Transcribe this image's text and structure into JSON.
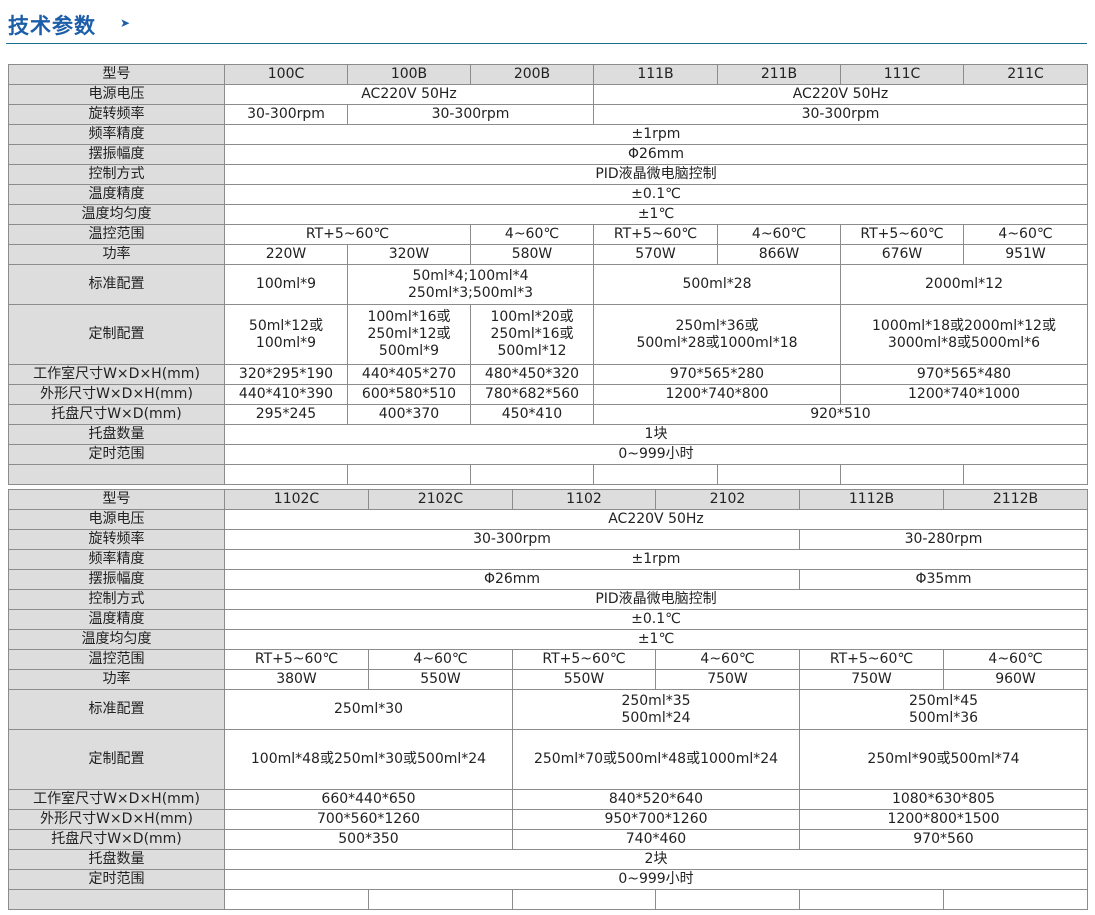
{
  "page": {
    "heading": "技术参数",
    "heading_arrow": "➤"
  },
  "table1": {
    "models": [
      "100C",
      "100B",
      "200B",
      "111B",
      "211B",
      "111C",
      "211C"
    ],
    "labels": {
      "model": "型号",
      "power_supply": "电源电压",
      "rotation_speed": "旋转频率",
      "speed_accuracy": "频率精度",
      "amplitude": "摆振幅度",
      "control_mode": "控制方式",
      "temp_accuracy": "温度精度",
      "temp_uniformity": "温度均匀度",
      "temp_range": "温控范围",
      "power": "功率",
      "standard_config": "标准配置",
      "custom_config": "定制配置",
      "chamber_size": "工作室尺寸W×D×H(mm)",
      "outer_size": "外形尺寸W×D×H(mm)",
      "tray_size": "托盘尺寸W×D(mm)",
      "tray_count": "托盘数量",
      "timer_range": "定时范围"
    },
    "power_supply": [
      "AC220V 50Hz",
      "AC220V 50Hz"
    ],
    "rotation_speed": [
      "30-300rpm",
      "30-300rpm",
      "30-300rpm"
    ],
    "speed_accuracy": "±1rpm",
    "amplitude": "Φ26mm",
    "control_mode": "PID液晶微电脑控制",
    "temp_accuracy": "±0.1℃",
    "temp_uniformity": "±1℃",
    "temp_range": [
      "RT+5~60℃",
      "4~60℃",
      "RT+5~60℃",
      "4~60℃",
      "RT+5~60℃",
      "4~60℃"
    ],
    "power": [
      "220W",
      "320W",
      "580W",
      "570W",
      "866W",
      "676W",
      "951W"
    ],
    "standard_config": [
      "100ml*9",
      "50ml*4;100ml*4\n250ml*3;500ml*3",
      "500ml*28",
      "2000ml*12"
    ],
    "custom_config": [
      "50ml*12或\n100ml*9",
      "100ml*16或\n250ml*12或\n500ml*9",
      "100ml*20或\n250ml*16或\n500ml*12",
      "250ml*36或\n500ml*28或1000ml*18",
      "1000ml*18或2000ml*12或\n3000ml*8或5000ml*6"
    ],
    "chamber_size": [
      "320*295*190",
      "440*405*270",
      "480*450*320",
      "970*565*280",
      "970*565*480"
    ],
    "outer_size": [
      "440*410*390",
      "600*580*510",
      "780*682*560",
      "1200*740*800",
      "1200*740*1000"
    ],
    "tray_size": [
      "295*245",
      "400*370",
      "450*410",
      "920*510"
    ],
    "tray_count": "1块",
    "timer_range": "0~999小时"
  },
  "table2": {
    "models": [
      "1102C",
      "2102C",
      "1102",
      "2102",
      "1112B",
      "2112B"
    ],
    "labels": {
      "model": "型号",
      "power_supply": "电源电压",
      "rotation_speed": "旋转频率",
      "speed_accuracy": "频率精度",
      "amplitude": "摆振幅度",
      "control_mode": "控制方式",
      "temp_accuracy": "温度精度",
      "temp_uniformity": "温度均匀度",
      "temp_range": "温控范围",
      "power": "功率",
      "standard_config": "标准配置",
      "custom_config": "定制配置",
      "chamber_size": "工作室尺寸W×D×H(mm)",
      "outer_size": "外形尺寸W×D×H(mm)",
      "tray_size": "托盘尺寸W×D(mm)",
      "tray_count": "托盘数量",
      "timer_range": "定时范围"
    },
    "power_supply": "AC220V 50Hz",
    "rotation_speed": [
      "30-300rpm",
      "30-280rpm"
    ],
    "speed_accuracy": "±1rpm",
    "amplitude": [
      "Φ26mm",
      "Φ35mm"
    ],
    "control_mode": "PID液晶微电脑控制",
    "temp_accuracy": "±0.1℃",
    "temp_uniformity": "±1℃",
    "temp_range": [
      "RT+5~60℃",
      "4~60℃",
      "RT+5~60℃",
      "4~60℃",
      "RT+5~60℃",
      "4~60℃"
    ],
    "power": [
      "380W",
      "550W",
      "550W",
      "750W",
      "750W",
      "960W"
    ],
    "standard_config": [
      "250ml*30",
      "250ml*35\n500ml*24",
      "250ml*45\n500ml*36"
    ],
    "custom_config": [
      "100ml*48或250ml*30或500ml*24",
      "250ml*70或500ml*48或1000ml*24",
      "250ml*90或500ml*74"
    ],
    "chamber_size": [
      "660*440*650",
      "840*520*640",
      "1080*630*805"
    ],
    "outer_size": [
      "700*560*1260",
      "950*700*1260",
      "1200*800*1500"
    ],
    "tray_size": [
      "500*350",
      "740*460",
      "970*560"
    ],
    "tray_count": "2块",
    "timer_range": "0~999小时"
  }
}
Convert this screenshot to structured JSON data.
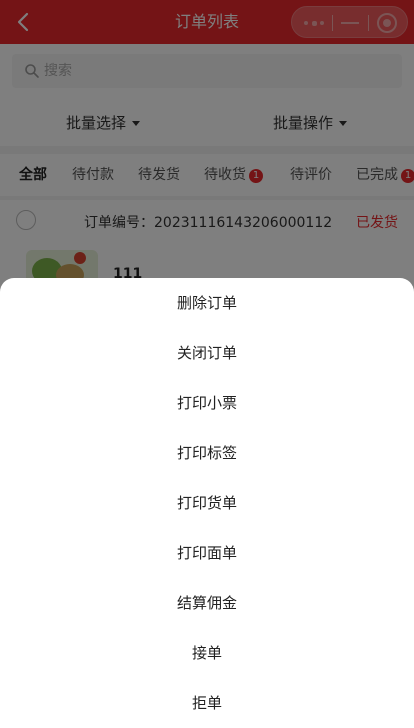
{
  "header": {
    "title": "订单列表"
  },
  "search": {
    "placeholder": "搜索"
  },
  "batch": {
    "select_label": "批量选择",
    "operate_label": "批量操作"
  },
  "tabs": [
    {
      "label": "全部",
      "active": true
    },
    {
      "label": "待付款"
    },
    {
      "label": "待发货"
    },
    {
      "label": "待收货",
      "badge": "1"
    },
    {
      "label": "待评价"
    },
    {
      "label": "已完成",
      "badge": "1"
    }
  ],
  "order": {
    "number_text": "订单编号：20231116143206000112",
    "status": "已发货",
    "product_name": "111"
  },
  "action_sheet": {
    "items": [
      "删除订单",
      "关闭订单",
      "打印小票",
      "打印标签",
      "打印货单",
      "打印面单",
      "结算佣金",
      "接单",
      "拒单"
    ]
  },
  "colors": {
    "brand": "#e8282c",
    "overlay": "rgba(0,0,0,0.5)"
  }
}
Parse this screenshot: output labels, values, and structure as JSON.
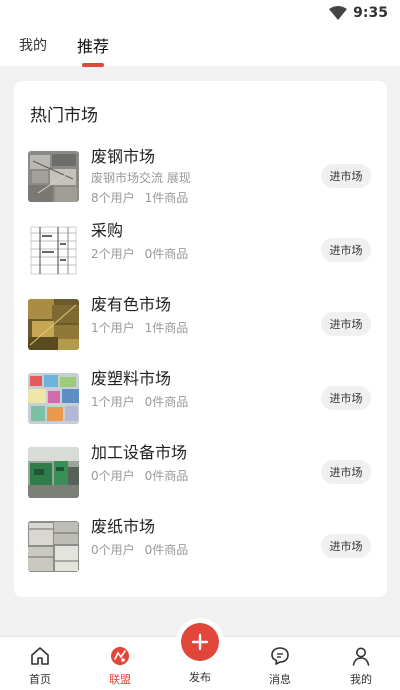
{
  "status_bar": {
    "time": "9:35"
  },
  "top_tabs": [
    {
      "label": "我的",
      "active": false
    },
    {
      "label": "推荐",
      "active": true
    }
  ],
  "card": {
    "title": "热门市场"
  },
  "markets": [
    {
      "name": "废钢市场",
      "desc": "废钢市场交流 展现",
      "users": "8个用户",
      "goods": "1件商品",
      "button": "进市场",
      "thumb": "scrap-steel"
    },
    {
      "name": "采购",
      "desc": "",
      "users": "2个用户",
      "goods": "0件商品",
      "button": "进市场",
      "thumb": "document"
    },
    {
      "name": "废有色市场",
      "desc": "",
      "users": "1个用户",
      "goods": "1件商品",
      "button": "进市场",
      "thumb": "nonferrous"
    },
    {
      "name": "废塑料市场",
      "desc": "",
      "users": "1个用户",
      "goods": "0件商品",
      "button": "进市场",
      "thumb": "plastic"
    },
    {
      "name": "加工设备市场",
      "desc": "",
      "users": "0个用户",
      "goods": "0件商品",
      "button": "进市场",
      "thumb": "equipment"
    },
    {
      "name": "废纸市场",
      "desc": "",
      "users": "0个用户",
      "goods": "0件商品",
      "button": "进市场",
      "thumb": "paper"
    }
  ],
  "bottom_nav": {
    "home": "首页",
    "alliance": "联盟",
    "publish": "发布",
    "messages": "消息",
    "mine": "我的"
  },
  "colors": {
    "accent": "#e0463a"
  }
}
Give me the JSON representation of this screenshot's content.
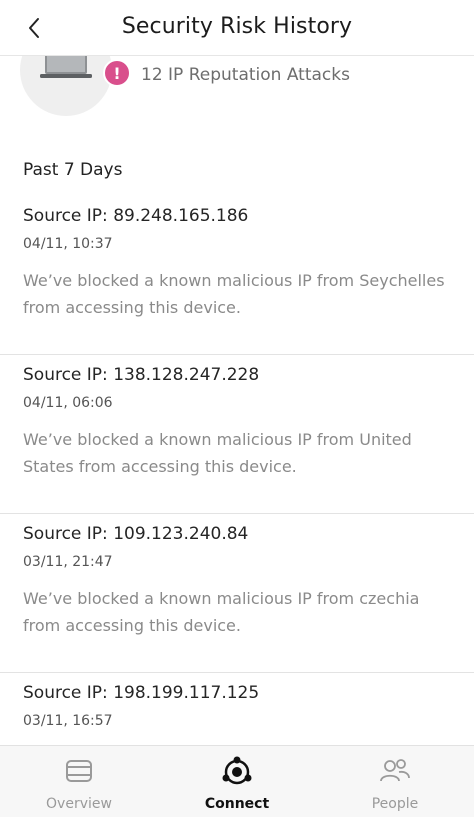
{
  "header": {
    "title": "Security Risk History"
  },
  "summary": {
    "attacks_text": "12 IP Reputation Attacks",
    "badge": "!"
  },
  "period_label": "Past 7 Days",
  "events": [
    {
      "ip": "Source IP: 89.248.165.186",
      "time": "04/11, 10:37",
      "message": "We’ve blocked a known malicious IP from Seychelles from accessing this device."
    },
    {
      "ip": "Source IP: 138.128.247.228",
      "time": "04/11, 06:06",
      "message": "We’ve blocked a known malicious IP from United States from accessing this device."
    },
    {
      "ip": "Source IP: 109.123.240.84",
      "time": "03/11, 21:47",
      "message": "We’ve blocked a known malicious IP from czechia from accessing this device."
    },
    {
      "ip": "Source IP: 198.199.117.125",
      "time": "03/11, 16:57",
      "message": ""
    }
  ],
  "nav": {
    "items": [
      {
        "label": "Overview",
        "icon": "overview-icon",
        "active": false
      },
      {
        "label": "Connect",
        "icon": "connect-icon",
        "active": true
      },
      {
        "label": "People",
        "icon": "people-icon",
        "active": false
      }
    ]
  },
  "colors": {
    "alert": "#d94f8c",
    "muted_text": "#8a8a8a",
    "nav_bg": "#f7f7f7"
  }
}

* * *

Problem to work on:
Copy out the lines in which the string "thumb" appears.

The result:
      "thumb": "scrap-steel"
      "thumb": "document"
      "thumb": "nonferrous"
      "thumb": "plastic"
      "thumb": "equipment"
      "thumb": "paper"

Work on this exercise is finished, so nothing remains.